→ TASK DETAILS
Every line below that mentions the word "wichtig" should be copied out.

[Entries with figure data]
- - - -
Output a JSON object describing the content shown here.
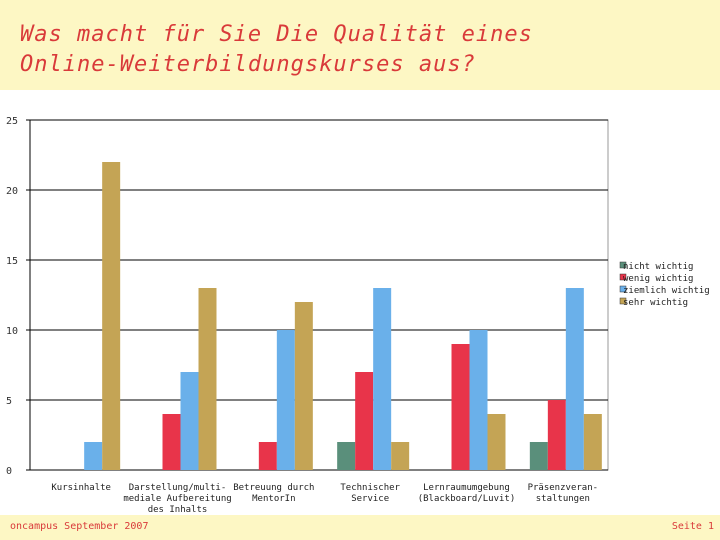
{
  "title_line1": "Was macht für Sie Die Qualität eines",
  "title_line2": "Online-Weiterbildungskurses aus?",
  "footer": {
    "left": "oncampus September 2007",
    "right": "Seite 1"
  },
  "chart_data": {
    "type": "bar",
    "categories": [
      [
        "Kursinhalte"
      ],
      [
        "Darstellung/multi-",
        "mediale Aufbereitung",
        "des Inhalts"
      ],
      [
        "Betreuung durch",
        "MentorIn"
      ],
      [
        "Technischer",
        "Service"
      ],
      [
        "Lernraumumgebung",
        "(Blackboard/Luvit)"
      ],
      [
        "Präsenzveran-",
        "staltungen"
      ]
    ],
    "series": [
      {
        "name": "nicht wichtig",
        "color": "#5a8f7b",
        "values": [
          0,
          0,
          0,
          2,
          0,
          2
        ]
      },
      {
        "name": "wenig wichtig",
        "color": "#e8344a",
        "values": [
          0,
          4,
          2,
          7,
          9,
          5
        ]
      },
      {
        "name": "ziemlich wichtig",
        "color": "#6ab0ea",
        "values": [
          2,
          7,
          10,
          13,
          10,
          13
        ]
      },
      {
        "name": "sehr wichtig",
        "color": "#c4a455",
        "values": [
          22,
          13,
          12,
          2,
          4,
          4
        ]
      }
    ],
    "yticks": [
      0,
      5,
      10,
      15,
      20,
      25
    ],
    "ylim": [
      0,
      25
    ],
    "grid": true,
    "legend_position": "right"
  }
}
- - - -
→ ANSWER TO THIS EXERCISE
        "name": "nicht wichtig",
        "name": "wenig wichtig",
        "name": "ziemlich wichtig",
        "name": "sehr wichtig",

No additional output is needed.